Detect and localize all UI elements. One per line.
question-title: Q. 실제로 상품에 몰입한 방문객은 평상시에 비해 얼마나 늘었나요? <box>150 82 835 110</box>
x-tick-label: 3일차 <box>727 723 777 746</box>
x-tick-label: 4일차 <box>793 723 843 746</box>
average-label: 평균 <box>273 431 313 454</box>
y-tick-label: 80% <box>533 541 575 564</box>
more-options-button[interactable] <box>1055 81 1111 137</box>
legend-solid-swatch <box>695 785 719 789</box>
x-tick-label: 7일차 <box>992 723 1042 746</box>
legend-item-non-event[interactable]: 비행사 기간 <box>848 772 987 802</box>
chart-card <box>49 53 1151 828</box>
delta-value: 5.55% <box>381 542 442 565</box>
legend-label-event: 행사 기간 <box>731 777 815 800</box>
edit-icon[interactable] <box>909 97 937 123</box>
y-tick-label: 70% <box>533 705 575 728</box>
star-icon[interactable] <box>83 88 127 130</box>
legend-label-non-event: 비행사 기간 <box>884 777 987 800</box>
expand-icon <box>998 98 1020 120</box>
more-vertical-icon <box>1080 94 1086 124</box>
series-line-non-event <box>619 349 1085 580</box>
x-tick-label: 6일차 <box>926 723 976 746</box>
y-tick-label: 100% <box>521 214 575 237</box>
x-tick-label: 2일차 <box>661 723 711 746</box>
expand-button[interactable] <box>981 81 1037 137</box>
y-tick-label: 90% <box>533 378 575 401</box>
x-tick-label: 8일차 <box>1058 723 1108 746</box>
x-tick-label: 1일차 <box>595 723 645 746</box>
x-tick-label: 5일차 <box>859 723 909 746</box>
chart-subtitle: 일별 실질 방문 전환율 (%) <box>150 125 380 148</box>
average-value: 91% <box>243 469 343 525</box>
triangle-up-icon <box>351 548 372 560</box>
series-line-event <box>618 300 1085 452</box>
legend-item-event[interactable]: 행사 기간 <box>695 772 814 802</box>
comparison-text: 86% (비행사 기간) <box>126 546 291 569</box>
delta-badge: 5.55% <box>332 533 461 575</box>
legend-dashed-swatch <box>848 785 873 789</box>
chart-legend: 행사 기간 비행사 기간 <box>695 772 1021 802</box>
·····
• **EXERCISE REQUIREMENTS**:
Edit the lines from the first one through the line containing "expand-icon <box>998 98 1020 120</box>", changing "x-tick-label" to "x-axis-label" and keeping everything else the same.

• **CORRECT ANSWER**:
Detect and localize all UI elements. One per line.
question-title: Q. 실제로 상품에 몰입한 방문객은 평상시에 비해 얼마나 늘었나요? <box>150 82 835 110</box>
x-axis-label: 3일차 <box>727 723 777 746</box>
x-axis-label: 4일차 <box>793 723 843 746</box>
average-label: 평균 <box>273 431 313 454</box>
y-tick-label: 80% <box>533 541 575 564</box>
more-options-button[interactable] <box>1055 81 1111 137</box>
legend-solid-swatch <box>695 785 719 789</box>
x-axis-label: 7일차 <box>992 723 1042 746</box>
legend-item-non-event[interactable]: 비행사 기간 <box>848 772 987 802</box>
chart-card <box>49 53 1151 828</box>
delta-value: 5.55% <box>381 542 442 565</box>
legend-label-event: 행사 기간 <box>731 777 815 800</box>
edit-icon[interactable] <box>909 97 937 123</box>
y-tick-label: 70% <box>533 705 575 728</box>
star-icon[interactable] <box>83 88 127 130</box>
legend-label-non-event: 비행사 기간 <box>884 777 987 800</box>
expand-icon <box>998 98 1020 120</box>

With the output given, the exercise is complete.